(Saved entries)
%%

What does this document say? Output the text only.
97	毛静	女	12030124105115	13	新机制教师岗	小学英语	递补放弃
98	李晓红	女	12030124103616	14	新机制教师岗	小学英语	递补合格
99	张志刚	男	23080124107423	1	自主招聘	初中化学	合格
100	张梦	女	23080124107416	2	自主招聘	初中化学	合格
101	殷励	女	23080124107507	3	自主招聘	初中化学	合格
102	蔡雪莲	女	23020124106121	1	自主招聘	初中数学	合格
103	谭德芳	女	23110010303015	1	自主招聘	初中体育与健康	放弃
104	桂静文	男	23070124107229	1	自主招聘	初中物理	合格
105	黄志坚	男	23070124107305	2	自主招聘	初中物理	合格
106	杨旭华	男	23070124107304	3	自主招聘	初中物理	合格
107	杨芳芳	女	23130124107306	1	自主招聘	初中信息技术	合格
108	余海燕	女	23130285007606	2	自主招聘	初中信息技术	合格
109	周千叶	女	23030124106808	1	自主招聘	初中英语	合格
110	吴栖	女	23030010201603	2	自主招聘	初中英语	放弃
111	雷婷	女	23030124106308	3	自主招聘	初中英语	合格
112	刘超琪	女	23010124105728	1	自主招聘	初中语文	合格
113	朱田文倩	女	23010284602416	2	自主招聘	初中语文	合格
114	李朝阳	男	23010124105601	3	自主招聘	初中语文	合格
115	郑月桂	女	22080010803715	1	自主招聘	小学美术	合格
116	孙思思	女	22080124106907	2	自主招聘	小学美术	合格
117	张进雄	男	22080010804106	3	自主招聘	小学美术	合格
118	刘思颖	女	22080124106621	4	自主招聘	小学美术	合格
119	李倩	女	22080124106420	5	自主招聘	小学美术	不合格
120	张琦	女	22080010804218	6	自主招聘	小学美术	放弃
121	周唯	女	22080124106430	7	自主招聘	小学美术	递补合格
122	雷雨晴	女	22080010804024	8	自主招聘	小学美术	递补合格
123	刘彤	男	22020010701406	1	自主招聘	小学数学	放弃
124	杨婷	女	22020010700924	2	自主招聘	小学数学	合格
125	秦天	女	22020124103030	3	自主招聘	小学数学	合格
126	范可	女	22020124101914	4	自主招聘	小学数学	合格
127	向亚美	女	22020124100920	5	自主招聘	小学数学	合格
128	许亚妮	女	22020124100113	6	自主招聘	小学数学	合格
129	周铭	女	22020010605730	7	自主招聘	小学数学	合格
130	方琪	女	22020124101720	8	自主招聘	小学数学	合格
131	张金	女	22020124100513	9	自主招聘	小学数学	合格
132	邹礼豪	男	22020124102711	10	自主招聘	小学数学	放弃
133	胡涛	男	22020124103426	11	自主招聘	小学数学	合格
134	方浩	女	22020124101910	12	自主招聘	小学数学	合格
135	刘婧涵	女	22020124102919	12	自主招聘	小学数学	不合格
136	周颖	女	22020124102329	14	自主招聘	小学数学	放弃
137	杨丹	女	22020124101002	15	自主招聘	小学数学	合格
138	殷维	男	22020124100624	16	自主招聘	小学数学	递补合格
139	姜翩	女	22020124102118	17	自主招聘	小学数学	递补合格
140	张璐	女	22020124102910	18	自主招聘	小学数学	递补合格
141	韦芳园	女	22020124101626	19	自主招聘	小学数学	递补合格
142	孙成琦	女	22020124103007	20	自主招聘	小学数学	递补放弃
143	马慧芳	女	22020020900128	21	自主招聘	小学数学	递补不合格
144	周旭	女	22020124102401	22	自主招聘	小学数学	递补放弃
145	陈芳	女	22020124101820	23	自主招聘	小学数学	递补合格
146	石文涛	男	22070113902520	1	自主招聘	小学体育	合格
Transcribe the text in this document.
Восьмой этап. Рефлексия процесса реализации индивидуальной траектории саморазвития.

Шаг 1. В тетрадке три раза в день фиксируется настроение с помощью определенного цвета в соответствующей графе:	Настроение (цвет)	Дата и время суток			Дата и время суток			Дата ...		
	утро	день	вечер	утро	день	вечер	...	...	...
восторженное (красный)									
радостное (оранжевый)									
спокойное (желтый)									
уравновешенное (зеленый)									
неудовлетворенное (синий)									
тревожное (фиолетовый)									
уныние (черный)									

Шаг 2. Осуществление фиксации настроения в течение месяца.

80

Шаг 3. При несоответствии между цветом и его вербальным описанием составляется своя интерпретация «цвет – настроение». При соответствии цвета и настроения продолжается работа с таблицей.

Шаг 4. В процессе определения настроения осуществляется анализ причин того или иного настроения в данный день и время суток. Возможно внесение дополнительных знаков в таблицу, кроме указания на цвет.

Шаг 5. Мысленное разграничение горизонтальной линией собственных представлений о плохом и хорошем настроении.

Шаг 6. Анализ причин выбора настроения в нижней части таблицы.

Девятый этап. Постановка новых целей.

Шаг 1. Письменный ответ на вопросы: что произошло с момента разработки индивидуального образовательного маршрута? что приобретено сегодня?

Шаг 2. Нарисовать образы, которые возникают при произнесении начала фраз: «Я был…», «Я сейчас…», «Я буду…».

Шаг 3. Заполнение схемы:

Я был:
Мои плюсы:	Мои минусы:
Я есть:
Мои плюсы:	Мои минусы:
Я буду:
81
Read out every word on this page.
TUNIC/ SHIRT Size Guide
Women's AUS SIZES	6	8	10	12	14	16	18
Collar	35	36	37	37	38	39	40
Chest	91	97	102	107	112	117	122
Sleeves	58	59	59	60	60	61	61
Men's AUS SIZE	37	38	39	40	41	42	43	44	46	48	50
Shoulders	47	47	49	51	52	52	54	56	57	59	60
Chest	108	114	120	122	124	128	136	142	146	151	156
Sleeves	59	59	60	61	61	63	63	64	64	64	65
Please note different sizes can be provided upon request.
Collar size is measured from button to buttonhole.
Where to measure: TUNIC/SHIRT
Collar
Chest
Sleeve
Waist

%%

• _WHAT IS ASKED_:
Set down every line of the listing above again, exactly as given.

• _REPLY_:
What does this document say? Output the text only.
97	毛静	女	12030124105115	13	新机制教师岗	小学英语	递补放弃
98	李晓红	女	12030124103616	14	新机制教师岗	小学英语	递补合格
99	张志刚	男	23080124107423	1	自主招聘	初中化学	合格
100	张梦	女	23080124107416	2	自主招聘	初中化学	合格
101	殷励	女	23080124107507	3	自主招聘	初中化学	合格
102	蔡雪莲	女	23020124106121	1	自主招聘	初中数学	合格
103	谭德芳	女	23110010303015	1	自主招聘	初中体育与健康	放弃
104	桂静文	男	23070124107229	1	自主招聘	初中物理	合格
105	黄志坚	男	23070124107305	2	自主招聘	初中物理	合格
106	杨旭华	男	23070124107304	3	自主招聘	初中物理	合格
107	杨芳芳	女	23130124107306	1	自主招聘	初中信息技术	合格
108	余海燕	女	23130285007606	2	自主招聘	初中信息技术	合格
109	周千叶	女	23030124106808	1	自主招聘	初中英语	合格
110	吴栖	女	23030010201603	2	自主招聘	初中英语	放弃
111	雷婷	女	23030124106308	3	自主招聘	初中英语	合格
112	刘超琪	女	23010124105728	1	自主招聘	初中语文	合格
113	朱田文倩	女	23010284602416	2	自主招聘	初中语文	合格
114	李朝阳	男	23010124105601	3	自主招聘	初中语文	合格
115	郑月桂	女	22080010803715	1	自主招聘	小学美术	合格
116	孙思思	女	22080124106907	2	自主招聘	小学美术	合格
117	张进雄	男	22080010804106	3	自主招聘	小学美术	合格
118	刘思颖	女	22080124106621	4	自主招聘	小学美术	合格
119	李倩	女	22080124106420	5	自主招聘	小学美术	不合格
120	张琦	女	22080010804218	6	自主招聘	小学美术	放弃
121	周唯	女	22080124106430	7	自主招聘	小学美术	递补合格
122	雷雨晴	女	22080010804024	8	自主招聘	小学美术	递补合格
123	刘彤	男	22020010701406	1	自主招聘	小学数学	放弃
124	杨婷	女	22020010700924	2	自主招聘	小学数学	合格
125	秦天	女	22020124103030	3	自主招聘	小学数学	合格
126	范可	女	22020124101914	4	自主招聘	小学数学	合格
127	向亚美	女	22020124100920	5	自主招聘	小学数学	合格
128	许亚妮	女	22020124100113	6	自主招聘	小学数学	合格
129	周铭	女	22020010605730	7	自主招聘	小学数学	合格
130	方琪	女	22020124101720	8	自主招聘	小学数学	合格
131	张金	女	22020124100513	9	自主招聘	小学数学	合格
132	邹礼豪	男	22020124102711	10	自主招聘	小学数学	放弃
133	胡涛	男	22020124103426	11	自主招聘	小学数学	合格
134	方浩	女	22020124101910	12	自主招聘	小学数学	合格
135	刘婧涵	女	22020124102919	12	自主招聘	小学数学	不合格
136	周颖	女	22020124102329	14	自主招聘	小学数学	放弃
137	杨丹	女	22020124101002	15	自主招聘	小学数学	合格
138	殷维	男	22020124100624	16	自主招聘	小学数学	递补合格
139	姜翩	女	22020124102118	17	自主招聘	小学数学	递补合格
140	张璐	女	22020124102910	18	自主招聘	小学数学	递补合格
141	韦芳园	女	22020124101626	19	自主招聘	小学数学	递补合格
142	孙成琦	女	22020124103007	20	自主招聘	小学数学	递补放弃
143	马慧芳	女	22020020900128	21	自主招聘	小学数学	递补不合格
144	周旭	女	22020124102401	22	自主招聘	小学数学	递补放弃
145	陈芳	女	22020124101820	23	自主招聘	小学数学	递补合格
146	石文涛	男	22070113902520	1	自主招聘	小学体育	合格
Transcribe the text in this document.
Восьмой этап. Рефлексия процесса реализации индивидуальной траектории саморазвития.

Шаг 1. В тетрадке три раза в день фиксируется настроение с помощью определенного цвета в соответствующей графе:	Настроение (цвет)	Дата и время суток			Дата и время суток			Дата ...		
	утро	день	вечер	утро	день	вечер	...	...	...
восторженное (красный)									
радостное (оранжевый)									
спокойное (желтый)									
уравновешенное (зеленый)									
неудовлетворенное (синий)									
тревожное (фиолетовый)									
уныние (черный)									

Шаг 2. Осуществление фиксации настроения в течение месяца.

80

Шаг 3. При несоответствии между цветом и его вербальным описанием составляется своя интерпретация «цвет – настроение». При соответствии цвета и настроения продолжается работа с таблицей.

Шаг 4. В процессе определения настроения осуществляется анализ причин того или иного настроения в данный день и время суток. Возможно внесение дополнительных знаков в таблицу, кроме указания на цвет.

Шаг 5. Мысленное разграничение горизонтальной линией собственных представлений о плохом и хорошем настроении.

Шаг 6. Анализ причин выбора настроения в нижней части таблицы.

Девятый этап. Постановка новых целей.

Шаг 1. Письменный ответ на вопросы: что произошло с момента разработки индивидуального образовательного маршрута? что приобретено сегодня?

Шаг 2. Нарисовать образы, которые возникают при произнесении начала фраз: «Я был…», «Я сейчас…», «Я буду…».

Шаг 3. Заполнение схемы:

Я был:
Мои плюсы:	Мои минусы:
Я есть:
Мои плюсы:	Мои минусы:
Я буду:
81
Read out every word on this page.
TUNIC/ SHIRT Size Guide
Women's AUS SIZES	6	8	10	12	14	16	18
Collar	35	36	37	37	38	39	40
Chest	91	97	102	107	112	117	122
Sleeves	58	59	59	60	60	61	61
Men's AUS SIZE	37	38	39	40	41	42	43	44	46	48	50
Shoulders	47	47	49	51	52	52	54	56	57	59	60
Chest	108	114	120	122	124	128	136	142	146	151	156
Sleeves	59	59	60	61	61	63	63	64	64	64	65
Please note different sizes can be provided upon request.
Collar size is measured from button to buttonhole.
Where to measure: TUNIC/SHIRT
Collar
Chest
Sleeve
Waist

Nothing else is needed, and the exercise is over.